- **GIVEN TASK**: Would it be possible to write out each entry below exactly, without the pictures?

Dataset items
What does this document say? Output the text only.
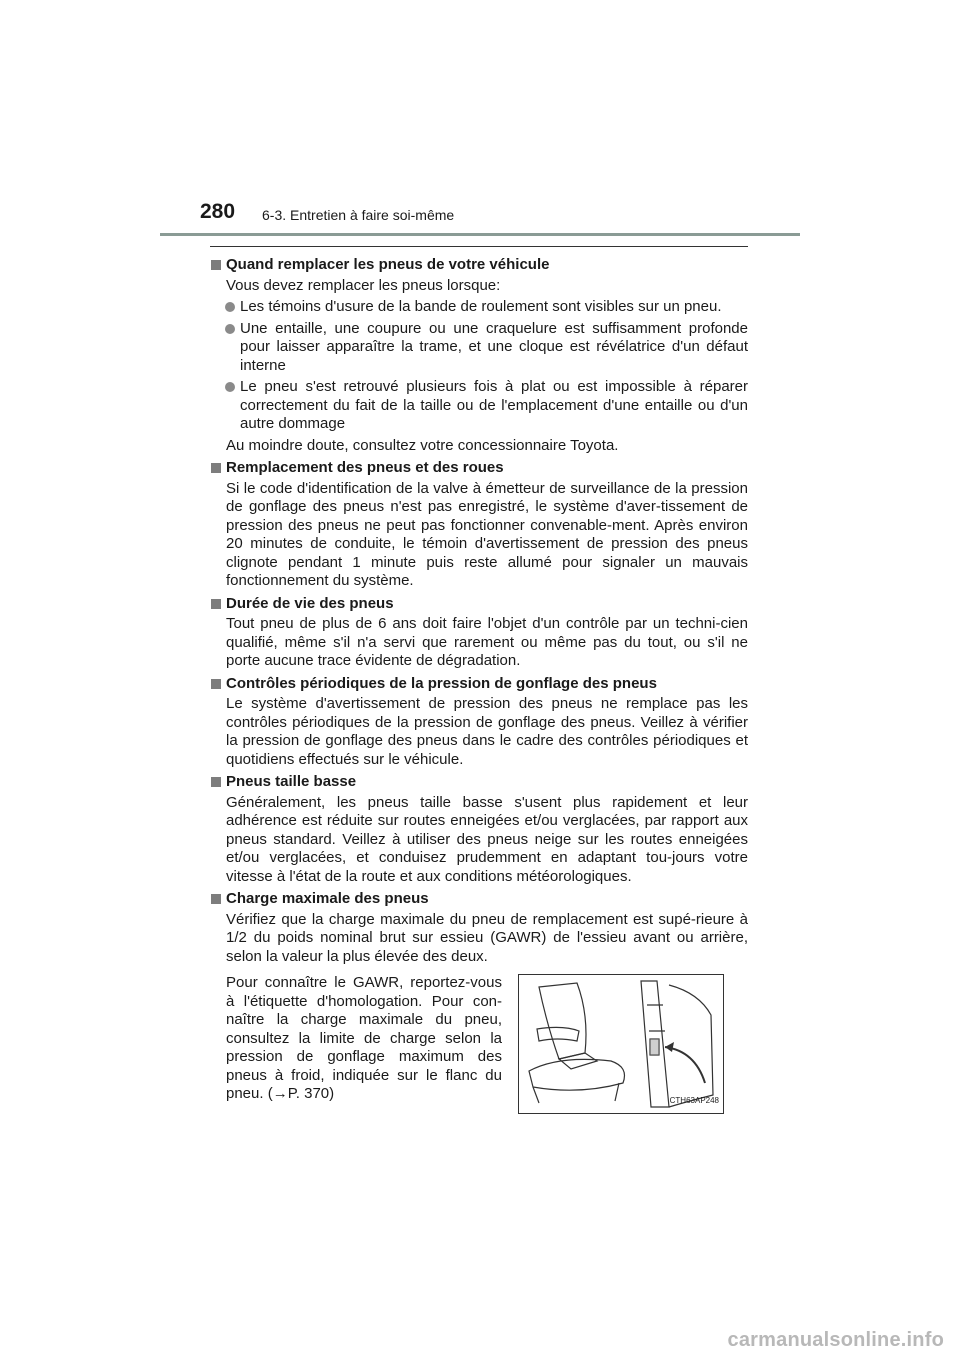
280 6-3. Entretien à faire soi-même
Quand remplacer les pneus de votre véhicule
Vous devez remplacer les pneus lorsque:
Les témoins d'usure de la bande de roulement sont visibles sur un pneu.
Une entaille, une coupure ou une craquelure est suffisamment profonde pour laisser apparaître la trame, et une cloque est révélatrice d'un défaut interne
Le pneu s'est retrouvé plusieurs fois à plat ou est impossible à réparer correctement du fait de la taille ou de l'emplacement d'une entaille ou d'un autre dommage
Au moindre doute, consultez votre concessionnaire Toyota.
Remplacement des pneus et des roues
Si le code d'identification de la valve à émetteur de surveillance de la pression de gonflage des pneus n'est pas enregistré, le système d'aver-tissement de pression des pneus ne peut pas fonctionner convenable-ment. Après environ 20 minutes de conduite, le témoin d'avertissement de pression des pneus clignote pendant 1 minute puis reste allumé pour signaler un mauvais fonctionnement du système.
Durée de vie des pneus
Tout pneu de plus de 6 ans doit faire l'objet d'un contrôle par un techni-cien qualifié, même s'il n'a servi que rarement ou même pas du tout, ou s'il ne porte aucune trace évidente de dégradation.
Contrôles périodiques de la pression de gonflage des pneus
Le système d'avertissement de pression des pneus ne remplace pas les contrôles périodiques de la pression de gonflage des pneus. Veillez à vérifier la pression de gonflage des pneus dans le cadre des contrôles périodiques et quotidiens effectués sur le véhicule.
Pneus taille basse
Généralement, les pneus taille basse s'usent plus rapidement et leur adhérence est réduite sur routes enneigées et/ou verglacées, par rapport aux pneus standard. Veillez à utiliser des pneus neige sur les routes enneigées et/ou verglacées, et conduisez prudemment en adaptant tou-jours votre vitesse à l'état de la route et aux conditions météorologiques.
Charge maximale des pneus
Vérifiez que la charge maximale du pneu de remplacement est supé-rieure à 1/2 du poids nominal brut sur essieu (GAWR) de l'essieu avant ou arrière, selon la valeur la plus élevée des deux.
Pour connaître le GAWR, reportez-vous à l'étiquette d'homologation. Pour con-naître la charge maximale du pneu, consultez la limite de charge selon la pression de gonflage maximum des pneus à froid, indiquée sur le flanc du pneu. (→P. 370)	CTH63AP248
carmanualsonline.info
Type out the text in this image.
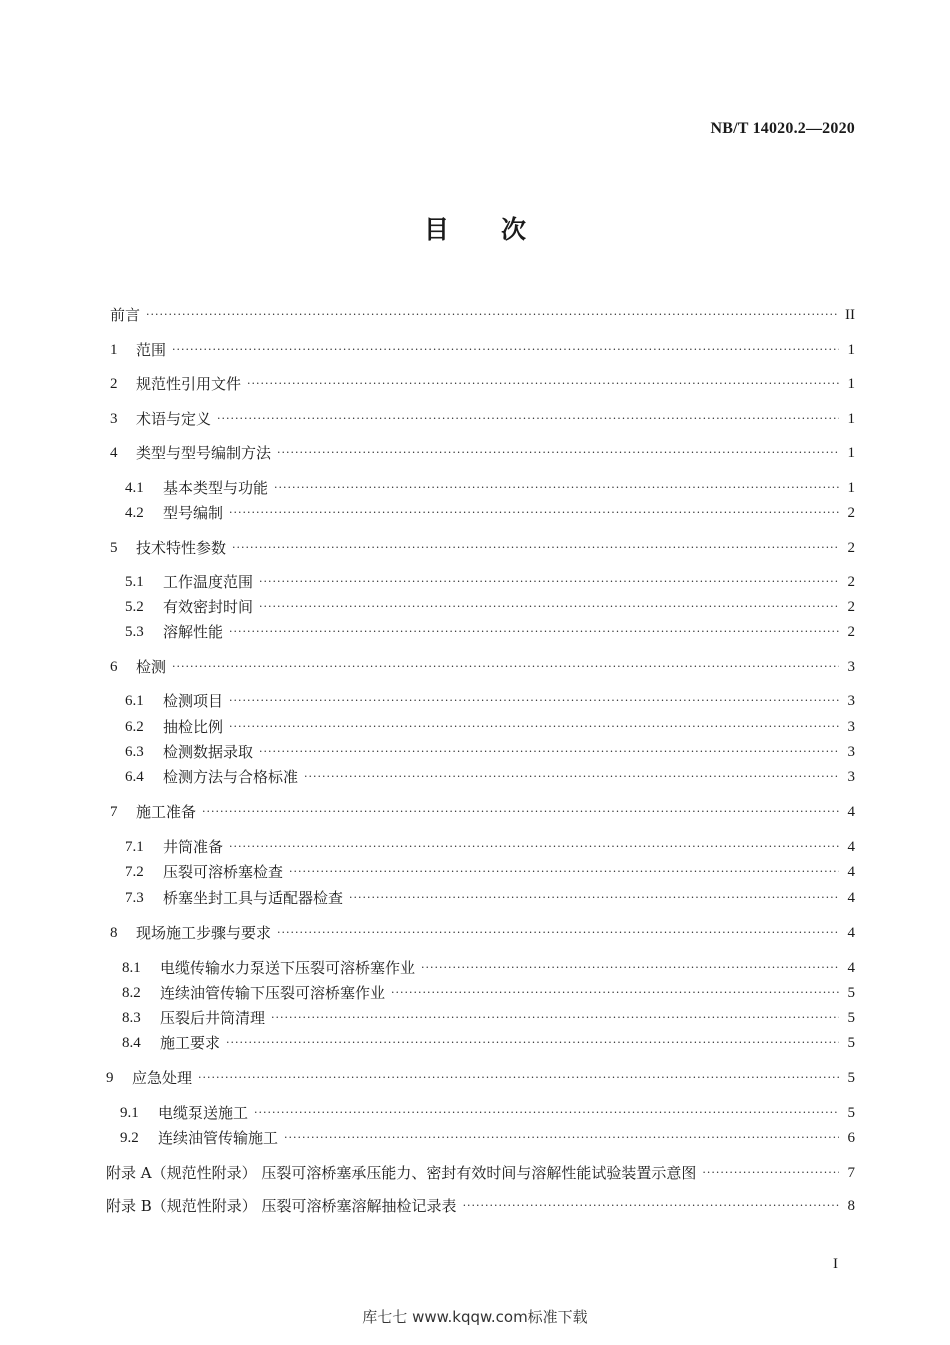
NB/T 14020.2—2020
目 次
前言 ·····	II
1	范围 ·····	1
2	规范性引用文件 ·····	1
3	术语与定义 ·····	1
4	类型与型号编制方法 ·····	1
4.1	基本类型与功能 ·····	1
4.2	型号编制 ·····	2
5	技术特性参数 ·····	2
5.1	工作温度范围 ·····	2
5.2	有效密封时间 ·····	2
5.3	溶解性能 ·····	2
6	检测 ·····	3
6.1	检测项目 ·····	3
6.2	抽检比例 ·····	3
6.3	检测数据录取 ·····	3
6.4	检测方法与合格标准 ·····	3
7	施工准备 ·····	4
7.1	井筒准备 ·····	4
7.2	压裂可溶桥塞检查 ·····	4
7.3	桥塞坐封工具与适配器检查 ·····	4
8	现场施工步骤与要求 ·····	4
8.1	电缆传输水力泵送下压裂可溶桥塞作业 ·····	4
8.2	连续油管传输下压裂可溶桥塞作业 ·····	5
8.3	压裂后井筒清理 ·····	5
8.4	施工要求 ·····	5
9	应急处理 ·····	5
9.1	电缆泵送施工 ·····	5
9.2	连续油管传输施工 ·····	6
附录 A（规范性附录） 压裂可溶桥塞承压能力、密封有效时间与溶解性能试验装置示意图 ·····	7
附录 B（规范性附录） 压裂可溶桥塞溶解抽检记录表 ·····	8
I
库七七 www.kqqw.com标准下载
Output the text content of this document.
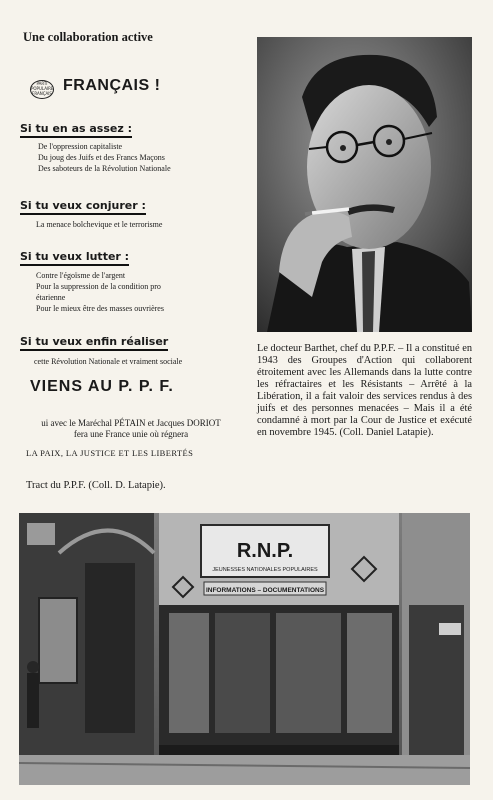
Une collaboration active
PARTI POPULAIRE FRANÇAIS FRANÇAIS !
Si tu en as assez :
De l'oppression capitaliste
Du joug des Juifs et des Francs Maçons
Des saboteurs de la Révolution Nationale
Si tu veux conjurer :
La menace bolchevique et le terrorisme
Si tu veux lutter :
Contre l'égoïsme de l'argent
Pour la suppression de la condition pro
étarienne
Pour le mieux être des masses ouvrières
Si tu veux enfin réaliser
cette Révolution Nationale et vraiment sociale
VIENS AU P. P. F.
ui avec le Maréchal PÉTAIN et Jacques DORIOT
fera une France unie où régnera
LA PAIX, LA JUSTICE ET LES LIBERTÉS
Tract du P.P.F. (Coll. D. Latapie).
Le docteur Barthet, chef du P.P.F. – Il a constitué en 1943 des Groupes d'Action qui collaborent étroitement avec les Allemands dans la lutte contre les réfractaires et les Résistants – Arrêté à la Libération, il a fait valoir des services rendus à des juifs et des personnes menacées – Mais il a été condamné à mort par la Cour de Justice et exécuté en novembre 1945. (Coll. Daniel Latapie).
R.N.P.
JEUNESSES NATIONALES POPULAIRES
INFORMATIONS – DOCUMENTATIONS
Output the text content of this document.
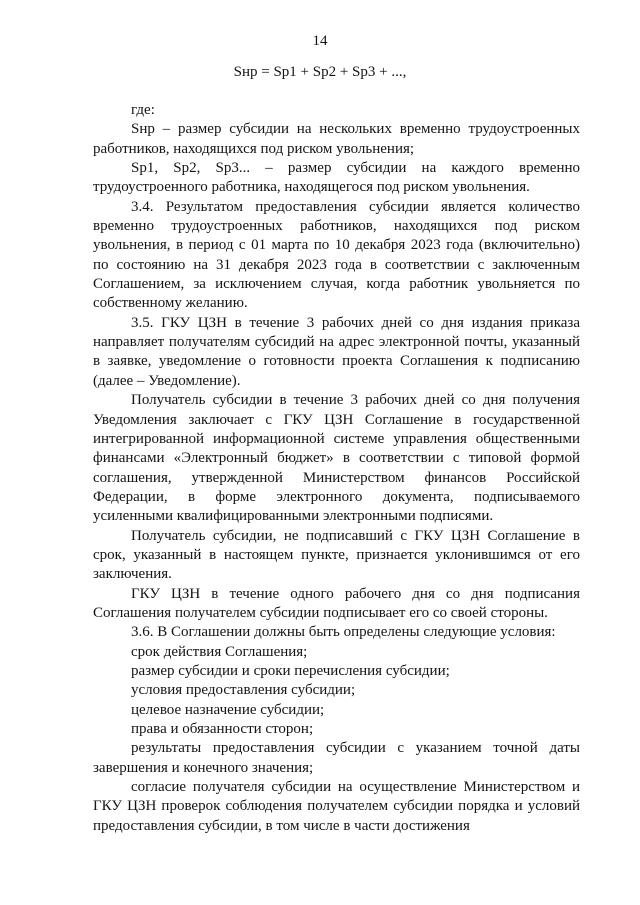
14
Sнр = Sp1 + Sp2 + Sp3 + ...,

где:

Sнр – размер субсидии на нескольких временно трудоустроенных работников, находящихся под риском увольнения;

Sp1, Sp2, Sp3... – размер субсидии на каждого временно трудоустроенного работника, находящегося под риском увольнения.

3.4. Результатом предоставления субсидии является количество временно трудоустроенных работников, находящихся под риском увольнения, в период с 01 марта по 10 декабря 2023 года (включительно) по состоянию на 31 декабря 2023 года в соответствии с заключенным Соглашением, за исключением случая, когда работник увольняется по собственному желанию.

3.5. ГКУ ЦЗН в течение 3 рабочих дней со дня издания приказа направляет получателям субсидий на адрес электронной почты, указанный в заявке, уведомление о готовности проекта Соглашения к подписанию (далее – Уведомление).

Получатель субсидии в течение 3 рабочих дней со дня получения Уведомления заключает с ГКУ ЦЗН Соглашение в государственной интегрированной информационной системе управления общественными финансами «Электронный бюджет» в соответствии с типовой формой соглашения, утвержденной Министерством финансов Российской Федерации, в форме электронного документа, подписываемого усиленными квалифицированными электронными подписями.

Получатель субсидии, не подписавший с ГКУ ЦЗН Соглашение в срок, указанный в настоящем пункте, признается уклонившимся от его заключения.

ГКУ ЦЗН в течение одного рабочего дня со дня подписания Соглашения получателем субсидии подписывает его со своей стороны.

3.6. В Соглашении должны быть определены следующие условия:

срок действия Соглашения;

размер субсидии и сроки перечисления субсидии;

условия предоставления субсидии;

целевое назначение субсидии;

права и обязанности сторон;

результаты предоставления субсидии с указанием точной даты завершения и конечного значения;

согласие получателя субсидии на осуществление Министерством и ГКУ ЦЗН проверок соблюдения получателем субсидии порядка и условий предоставления субсидии, в том числе в части достижения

- **REPLY**:
What does this document say? Output the text only.
280 6-3. Entretien à faire soi-même
Quand remplacer les pneus de votre véhicule
Vous devez remplacer les pneus lorsque:
Les témoins d'usure de la bande de roulement sont visibles sur un pneu.
Une entaille, une coupure ou une craquelure est suffisamment profonde pour laisser apparaître la trame, et une cloque est révélatrice d'un défaut interne
Le pneu s'est retrouvé plusieurs fois à plat ou est impossible à réparer correctement du fait de la taille ou de l'emplacement d'une entaille ou d'un autre dommage
Au moindre doute, consultez votre concessionnaire Toyota.
Remplacement des pneus et des roues
Si le code d'identification de la valve à émetteur de surveillance de la pression de gonflage des pneus n'est pas enregistré, le système d'aver-tissement de pression des pneus ne peut pas fonctionner convenable-ment. Après environ 20 minutes de conduite, le témoin d'avertissement de pression des pneus clignote pendant 1 minute puis reste allumé pour signaler un mauvais fonctionnement du système.
Durée de vie des pneus
Tout pneu de plus de 6 ans doit faire l'objet d'un contrôle par un techni-cien qualifié, même s'il n'a servi que rarement ou même pas du tout, ou s'il ne porte aucune trace évidente de dégradation.
Contrôles périodiques de la pression de gonflage des pneus
Le système d'avertissement de pression des pneus ne remplace pas les contrôles périodiques de la pression de gonflage des pneus. Veillez à vérifier la pression de gonflage des pneus dans le cadre des contrôles périodiques et quotidiens effectués sur le véhicule.
Pneus taille basse
Généralement, les pneus taille basse s'usent plus rapidement et leur adhérence est réduite sur routes enneigées et/ou verglacées, par rapport aux pneus standard. Veillez à utiliser des pneus neige sur les routes enneigées et/ou verglacées, et conduisez prudemment en adaptant tou-jours votre vitesse à l'état de la route et aux conditions météorologiques.
Charge maximale des pneus
Vérifiez que la charge maximale du pneu de remplacement est supé-rieure à 1/2 du poids nominal brut sur essieu (GAWR) de l'essieu avant ou arrière, selon la valeur la plus élevée des deux.
Pour connaître le GAWR, reportez-vous à l'étiquette d'homologation. Pour con-naître la charge maximale du pneu, consultez la limite de charge selon la pression de gonflage maximum des pneus à froid, indiquée sur le flanc du pneu. (→P. 370)	CTH63AP248
carmanualsonline.info
Type out the text in this image.
NB/T 14020.2—2020
目 次
前言 ·····	II
1	范围 ·····	1
2	规范性引用文件 ·····	1
3	术语与定义 ·····	1
4	类型与型号编制方法 ·····	1
4.1	基本类型与功能 ·····	1
4.2	型号编制 ·····	2
5	技术特性参数 ·····	2
5.1	工作温度范围 ·····	2
5.2	有效密封时间 ·····	2
5.3	溶解性能 ·····	2
6	检测 ·····	3
6.1	检测项目 ·····	3
6.2	抽检比例 ·····	3
6.3	检测数据录取 ·····	3
6.4	检测方法与合格标准 ·····	3
7	施工准备 ·····	4
7.1	井筒准备 ·····	4
7.2	压裂可溶桥塞检查 ·····	4
7.3	桥塞坐封工具与适配器检查 ·····	4
8	现场施工步骤与要求 ·····	4
8.1	电缆传输水力泵送下压裂可溶桥塞作业 ·····	4
8.2	连续油管传输下压裂可溶桥塞作业 ·····	5
8.3	压裂后井筒清理 ·····	5
8.4	施工要求 ·····	5
9	应急处理 ·····	5
9.1	电缆泵送施工 ·····	5
9.2	连续油管传输施工 ·····	6
附录 A（规范性附录） 压裂可溶桥塞承压能力、密封有效时间与溶解性能试验装置示意图 ·····	7
附录 B（规范性附录） 压裂可溶桥塞溶解抽检记录表 ·····	8
I
库七七 www.kqqw.com标准下载
Output the text content of this document.
Une collaboration active
PARTI POPULAIRE FRANÇAIS FRANÇAIS !
Si tu en as assez :
De l'oppression capitaliste
Du joug des Juifs et des Francs Maçons
Des saboteurs de la Révolution Nationale
Si tu veux conjurer :
La menace bolchevique et le terrorisme
Si tu veux lutter :
Contre l'égoïsme de l'argent
Pour la suppression de la condition pro
étarienne
Pour le mieux être des masses ouvrières
Si tu veux enfin réaliser
cette Révolution Nationale et vraiment sociale
VIENS AU P. P. F.
ui avec le Maréchal PÉTAIN et Jacques DORIOT
fera une France unie où régnera
LA PAIX, LA JUSTICE ET LES LIBERTÉS
Tract du P.P.F. (Coll. D. Latapie).
Le docteur Barthet, chef du P.P.F. – Il a constitué en 1943 des Groupes d'Action qui collaborent étroitement avec les Allemands dans la lutte contre les réfractaires et les Résistants – Arrêté à la Libération, il a fait valoir des services rendus à des juifs et des personnes menacées – Mais il a été condamné à mort par la Cour de Justice et exécuté en novembre 1945. (Coll. Daniel Latapie).
R.N.P.
JEUNESSES NATIONALES POPULAIRES
INFORMATIONS – DOCUMENTATIONS
Output the text content of this document.
14
Sнр = Sp1 + Sp2 + Sp3 + ...,

где:

Sнр – размер субсидии на нескольких временно трудоустроенных работников, находящихся под риском увольнения;

Sp1, Sp2, Sp3... – размер субсидии на каждого временно трудоустроенного работника, находящегося под риском увольнения.

3.4. Результатом предоставления субсидии является количество временно трудоустроенных работников, находящихся под риском увольнения, в период с 01 марта по 10 декабря 2023 года (включительно) по состоянию на 31 декабря 2023 года в соответствии с заключенным Соглашением, за исключением случая, когда работник увольняется по собственному желанию.

3.5. ГКУ ЦЗН в течение 3 рабочих дней со дня издания приказа направляет получателям субсидий на адрес электронной почты, указанный в заявке, уведомление о готовности проекта Соглашения к подписанию (далее – Уведомление).

Получатель субсидии в течение 3 рабочих дней со дня получения Уведомления заключает с ГКУ ЦЗН Соглашение в государственной интегрированной информационной системе управления общественными финансами «Электронный бюджет» в соответствии с типовой формой соглашения, утвержденной Министерством финансов Российской Федерации, в форме электронного документа, подписываемого усиленными квалифицированными электронными подписями.

Получатель субсидии, не подписавший с ГКУ ЦЗН Соглашение в срок, указанный в настоящем пункте, признается уклонившимся от его заключения.

ГКУ ЦЗН в течение одного рабочего дня со дня подписания Соглашения получателем субсидии подписывает его со своей стороны.

3.6. В Соглашении должны быть определены следующие условия:

срок действия Соглашения;

размер субсидии и сроки перечисления субсидии;

условия предоставления субсидии;

целевое назначение субсидии;

права и обязанности сторон;

результаты предоставления субсидии с указанием точной даты завершения и конечного значения;

согласие получателя субсидии на осуществление Министерством и ГКУ ЦЗН проверок соблюдения получателем субсидии порядка и условий предоставления субсидии, в том числе в части достижения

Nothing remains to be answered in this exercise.